**Data for processing**
__________________________________________________

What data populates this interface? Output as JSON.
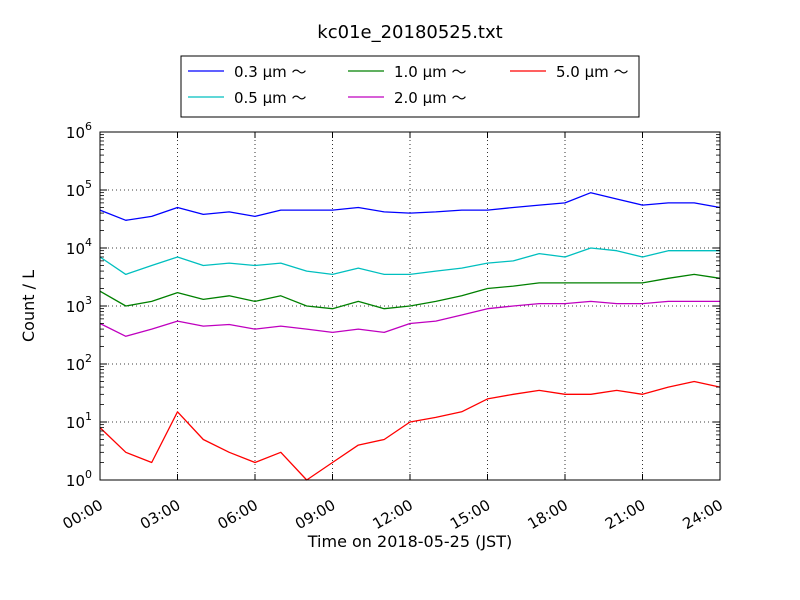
{
  "chart_data": {
    "type": "line",
    "title": "kc01e_20180525.txt",
    "xlabel": "Time on 2018-05-25 (JST)",
    "ylabel": "Count / L",
    "yscale": "log",
    "xlim": [
      "00:00",
      "24:00"
    ],
    "ylim": [
      1,
      1000000
    ],
    "grid": true,
    "legend_position": "top-outside",
    "x_ticks": [
      "00:00",
      "03:00",
      "06:00",
      "09:00",
      "12:00",
      "15:00",
      "18:00",
      "21:00",
      "24:00"
    ],
    "y_ticks": [
      {
        "base": "10",
        "exp": "0"
      },
      {
        "base": "10",
        "exp": "1"
      },
      {
        "base": "10",
        "exp": "2"
      },
      {
        "base": "10",
        "exp": "3"
      },
      {
        "base": "10",
        "exp": "4"
      },
      {
        "base": "10",
        "exp": "5"
      },
      {
        "base": "10",
        "exp": "6"
      }
    ],
    "x": [
      "00:00",
      "01:00",
      "02:00",
      "03:00",
      "04:00",
      "05:00",
      "06:00",
      "07:00",
      "08:00",
      "09:00",
      "10:00",
      "11:00",
      "12:00",
      "13:00",
      "14:00",
      "15:00",
      "16:00",
      "17:00",
      "18:00",
      "19:00",
      "20:00",
      "21:00",
      "22:00",
      "23:00",
      "24:00"
    ],
    "series": [
      {
        "name": "0.3 μm ～",
        "color": "#0000ff",
        "values": [
          45000,
          30000,
          35000,
          50000,
          38000,
          42000,
          35000,
          45000,
          45000,
          45000,
          50000,
          42000,
          40000,
          42000,
          45000,
          45000,
          50000,
          55000,
          60000,
          90000,
          70000,
          55000,
          60000,
          60000,
          50000
        ]
      },
      {
        "name": "0.5 μm ～",
        "color": "#00bfbf",
        "values": [
          7000,
          3500,
          5000,
          7000,
          5000,
          5500,
          5000,
          5500,
          4000,
          3500,
          4500,
          3500,
          3500,
          4000,
          4500,
          5500,
          6000,
          8000,
          7000,
          10000,
          9000,
          7000,
          9000,
          9000,
          9000
        ]
      },
      {
        "name": "1.0 μm ～",
        "color": "#008000",
        "values": [
          1800,
          1000,
          1200,
          1700,
          1300,
          1500,
          1200,
          1500,
          1000,
          900,
          1200,
          900,
          1000,
          1200,
          1500,
          2000,
          2200,
          2500,
          2500,
          2500,
          2500,
          2500,
          3000,
          3500,
          3000
        ]
      },
      {
        "name": "2.0 μm ～",
        "color": "#bf00bf",
        "values": [
          500,
          300,
          400,
          550,
          450,
          480,
          400,
          450,
          400,
          350,
          400,
          350,
          500,
          550,
          700,
          900,
          1000,
          1100,
          1100,
          1200,
          1100,
          1100,
          1200,
          1200,
          1200
        ]
      },
      {
        "name": "5.0 μm ～",
        "color": "#ff0000",
        "values": [
          8,
          3,
          2,
          15,
          5,
          3,
          2,
          3,
          1,
          2,
          4,
          5,
          10,
          12,
          15,
          25,
          30,
          35,
          30,
          30,
          35,
          30,
          40,
          50,
          40
        ]
      }
    ]
  }
}
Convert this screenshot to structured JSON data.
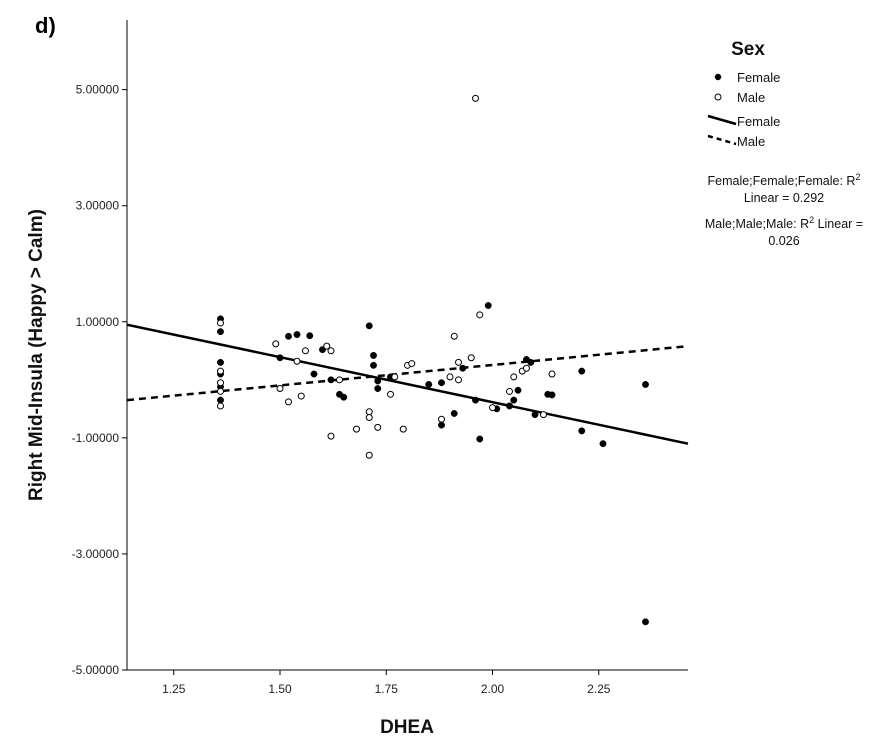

__________________________________________________

**What to work on**
Drop the pictures and reproduce the rest of the entries above exactly.

**Result below**
What data populates this interface? Output as JSON.
{
  "chart_data": {
    "type": "line",
    "title": "kc01e_20180525.txt",
    "xlabel": "Time on 2018-05-25 (JST)",
    "ylabel": "Count / L",
    "yscale": "log",
    "xlim": [
      "00:00",
      "24:00"
    ],
    "ylim": [
      1,
      1000000
    ],
    "grid": true,
    "legend_position": "top-outside",
    "x_ticks": [
      "00:00",
      "03:00",
      "06:00",
      "09:00",
      "12:00",
      "15:00",
      "18:00",
      "21:00",
      "24:00"
    ],
    "y_ticks": [
      {
        "base": "10",
        "exp": "0"
      },
      {
        "base": "10",
        "exp": "1"
      },
      {
        "base": "10",
        "exp": "2"
      },
      {
        "base": "10",
        "exp": "3"
      },
      {
        "base": "10",
        "exp": "4"
      },
      {
        "base": "10",
        "exp": "5"
      },
      {
        "base": "10",
        "exp": "6"
      }
    ],
    "x": [
      "00:00",
      "01:00",
      "02:00",
      "03:00",
      "04:00",
      "05:00",
      "06:00",
      "07:00",
      "08:00",
      "09:00",
      "10:00",
      "11:00",
      "12:00",
      "13:00",
      "14:00",
      "15:00",
      "16:00",
      "17:00",
      "18:00",
      "19:00",
      "20:00",
      "21:00",
      "22:00",
      "23:00",
      "24:00"
    ],
    "series": [
      {
        "name": "0.3 μm ～",
        "color": "#0000ff",
        "values": [
          45000,
          30000,
          35000,
          50000,
          38000,
          42000,
          35000,
          45000,
          45000,
          45000,
          50000,
          42000,
          40000,
          42000,
          45000,
          45000,
          50000,
          55000,
          60000,
          90000,
          70000,
          55000,
          60000,
          60000,
          50000
        ]
      },
      {
        "name": "0.5 μm ～",
        "color": "#00bfbf",
        "values": [
          7000,
          3500,
          5000,
          7000,
          5000,
          5500,
          5000,
          5500,
          4000,
          3500,
          4500,
          3500,
          3500,
          4000,
          4500,
          5500,
          6000,
          8000,
          7000,
          10000,
          9000,
          7000,
          9000,
          9000,
          9000
        ]
      },
      {
        "name": "1.0 μm ～",
        "color": "#008000",
        "values": [
          1800,
          1000,
          1200,
          1700,
          1300,
          1500,
          1200,
          1500,
          1000,
          900,
          1200,
          900,
          1000,
          1200,
          1500,
          2000,
          2200,
          2500,
          2500,
          2500,
          2500,
          2500,
          3000,
          3500,
          3000
        ]
      },
      {
        "name": "2.0 μm ～",
        "color": "#bf00bf",
        "values": [
          500,
          300,
          400,
          550,
          450,
          480,
          400,
          450,
          400,
          350,
          400,
          350,
          500,
          550,
          700,
          900,
          1000,
          1100,
          1100,
          1200,
          1100,
          1100,
          1200,
          1200,
          1200
        ]
      },
      {
        "name": "5.0 μm ～",
        "color": "#ff0000",
        "values": [
          8,
          3,
          2,
          15,
          5,
          3,
          2,
          3,
          1,
          2,
          4,
          5,
          10,
          12,
          15,
          25,
          30,
          35,
          30,
          30,
          35,
          30,
          40,
          50,
          40
        ]
      }
    ]
  }
}
Convert this screenshot to structured JSON data.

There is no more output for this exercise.